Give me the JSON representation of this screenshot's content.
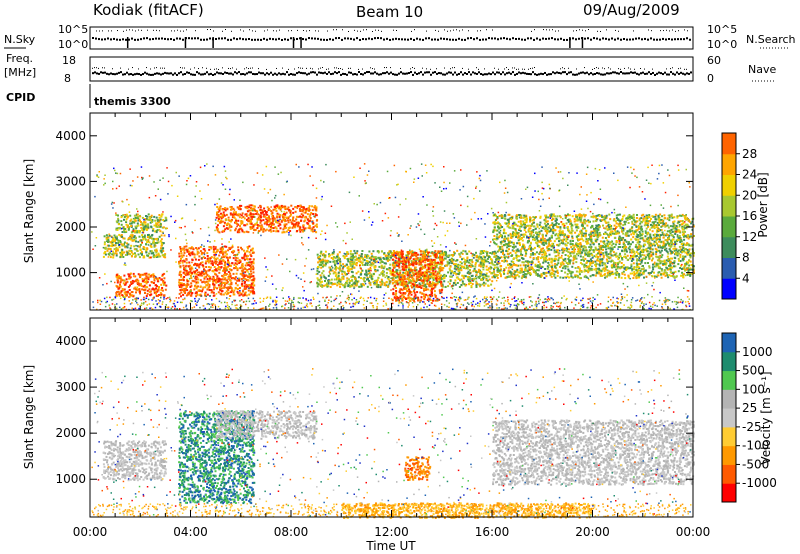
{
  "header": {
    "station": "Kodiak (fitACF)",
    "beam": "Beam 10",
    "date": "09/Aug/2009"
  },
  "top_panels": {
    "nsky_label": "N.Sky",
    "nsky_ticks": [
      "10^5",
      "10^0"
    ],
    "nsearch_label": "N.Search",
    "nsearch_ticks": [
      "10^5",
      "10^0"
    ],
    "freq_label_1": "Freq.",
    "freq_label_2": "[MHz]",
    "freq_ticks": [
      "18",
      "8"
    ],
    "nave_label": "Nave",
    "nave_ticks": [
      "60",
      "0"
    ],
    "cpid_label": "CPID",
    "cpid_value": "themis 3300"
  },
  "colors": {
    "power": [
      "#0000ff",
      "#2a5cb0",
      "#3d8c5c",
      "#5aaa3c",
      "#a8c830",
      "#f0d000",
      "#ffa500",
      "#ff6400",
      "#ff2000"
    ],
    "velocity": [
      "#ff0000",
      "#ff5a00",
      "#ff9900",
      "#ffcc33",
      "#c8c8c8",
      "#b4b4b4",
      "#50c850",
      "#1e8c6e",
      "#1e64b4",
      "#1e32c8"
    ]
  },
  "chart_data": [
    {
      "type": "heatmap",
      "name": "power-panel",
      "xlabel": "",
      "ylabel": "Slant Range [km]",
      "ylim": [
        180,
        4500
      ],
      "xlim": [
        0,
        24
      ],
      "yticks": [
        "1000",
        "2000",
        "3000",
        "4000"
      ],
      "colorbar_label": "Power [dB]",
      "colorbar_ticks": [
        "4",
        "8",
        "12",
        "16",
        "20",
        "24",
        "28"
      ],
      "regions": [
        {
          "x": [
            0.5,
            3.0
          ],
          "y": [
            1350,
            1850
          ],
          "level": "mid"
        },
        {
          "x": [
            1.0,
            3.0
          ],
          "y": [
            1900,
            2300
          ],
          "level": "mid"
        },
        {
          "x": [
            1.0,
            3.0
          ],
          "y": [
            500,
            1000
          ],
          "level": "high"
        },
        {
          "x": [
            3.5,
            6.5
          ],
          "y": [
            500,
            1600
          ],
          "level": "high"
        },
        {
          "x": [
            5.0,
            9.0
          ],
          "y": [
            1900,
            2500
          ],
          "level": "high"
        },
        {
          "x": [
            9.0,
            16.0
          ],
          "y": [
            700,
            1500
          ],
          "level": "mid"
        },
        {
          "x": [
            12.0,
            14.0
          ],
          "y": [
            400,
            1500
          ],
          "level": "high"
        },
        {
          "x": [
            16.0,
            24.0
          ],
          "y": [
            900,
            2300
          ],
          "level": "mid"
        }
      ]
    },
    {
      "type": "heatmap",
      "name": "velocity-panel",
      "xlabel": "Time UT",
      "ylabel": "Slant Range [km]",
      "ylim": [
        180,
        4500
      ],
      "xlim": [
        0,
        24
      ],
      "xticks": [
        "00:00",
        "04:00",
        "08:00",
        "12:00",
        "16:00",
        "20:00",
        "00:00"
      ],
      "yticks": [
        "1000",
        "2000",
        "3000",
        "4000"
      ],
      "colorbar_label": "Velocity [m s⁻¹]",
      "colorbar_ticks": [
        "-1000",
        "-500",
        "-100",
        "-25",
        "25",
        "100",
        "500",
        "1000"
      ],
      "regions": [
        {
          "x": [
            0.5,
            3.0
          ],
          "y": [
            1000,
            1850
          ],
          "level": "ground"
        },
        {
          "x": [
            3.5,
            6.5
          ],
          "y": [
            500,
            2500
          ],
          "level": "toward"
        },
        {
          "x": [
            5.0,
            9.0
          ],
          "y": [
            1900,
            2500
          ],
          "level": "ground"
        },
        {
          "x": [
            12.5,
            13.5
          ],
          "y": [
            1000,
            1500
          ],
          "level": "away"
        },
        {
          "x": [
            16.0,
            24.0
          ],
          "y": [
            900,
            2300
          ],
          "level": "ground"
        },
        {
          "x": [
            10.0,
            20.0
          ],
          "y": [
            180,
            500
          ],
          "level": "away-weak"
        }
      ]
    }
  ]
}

^^^^^^^^

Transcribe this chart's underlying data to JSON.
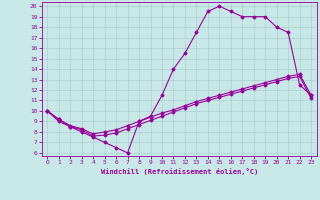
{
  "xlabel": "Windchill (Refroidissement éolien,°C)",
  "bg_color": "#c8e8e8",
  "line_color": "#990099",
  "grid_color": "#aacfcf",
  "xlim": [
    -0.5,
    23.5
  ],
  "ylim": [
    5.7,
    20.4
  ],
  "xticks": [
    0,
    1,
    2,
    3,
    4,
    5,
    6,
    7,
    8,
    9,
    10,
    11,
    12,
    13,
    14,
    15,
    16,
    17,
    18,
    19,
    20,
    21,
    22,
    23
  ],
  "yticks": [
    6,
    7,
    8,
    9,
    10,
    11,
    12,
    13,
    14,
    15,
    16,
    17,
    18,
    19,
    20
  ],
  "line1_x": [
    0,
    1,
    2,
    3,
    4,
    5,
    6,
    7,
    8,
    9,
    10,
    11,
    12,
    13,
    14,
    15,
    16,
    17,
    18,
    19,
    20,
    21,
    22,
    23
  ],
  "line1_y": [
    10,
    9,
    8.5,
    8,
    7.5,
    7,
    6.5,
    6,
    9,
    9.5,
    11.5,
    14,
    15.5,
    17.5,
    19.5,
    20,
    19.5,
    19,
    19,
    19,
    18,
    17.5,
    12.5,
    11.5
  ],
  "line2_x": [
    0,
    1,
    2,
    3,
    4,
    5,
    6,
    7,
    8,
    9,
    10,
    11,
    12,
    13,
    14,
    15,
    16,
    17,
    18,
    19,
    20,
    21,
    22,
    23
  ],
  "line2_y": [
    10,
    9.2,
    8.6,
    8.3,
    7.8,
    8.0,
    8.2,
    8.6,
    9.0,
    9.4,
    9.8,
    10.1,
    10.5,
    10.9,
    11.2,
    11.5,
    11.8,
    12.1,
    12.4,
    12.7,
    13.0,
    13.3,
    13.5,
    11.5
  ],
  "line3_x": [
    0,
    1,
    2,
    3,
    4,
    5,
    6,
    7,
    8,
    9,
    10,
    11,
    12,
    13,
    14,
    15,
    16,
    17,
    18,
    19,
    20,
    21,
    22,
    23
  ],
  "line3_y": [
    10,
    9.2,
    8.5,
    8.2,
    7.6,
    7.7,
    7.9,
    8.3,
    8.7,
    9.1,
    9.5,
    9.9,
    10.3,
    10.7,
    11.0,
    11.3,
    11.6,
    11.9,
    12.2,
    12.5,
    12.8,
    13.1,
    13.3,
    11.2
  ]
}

^^^^^^^^

▸ **What you should do**: Within the entries above, work out how many lines contain the word "xlabel". The number alone is the answer.

▸ **Full solution**: 3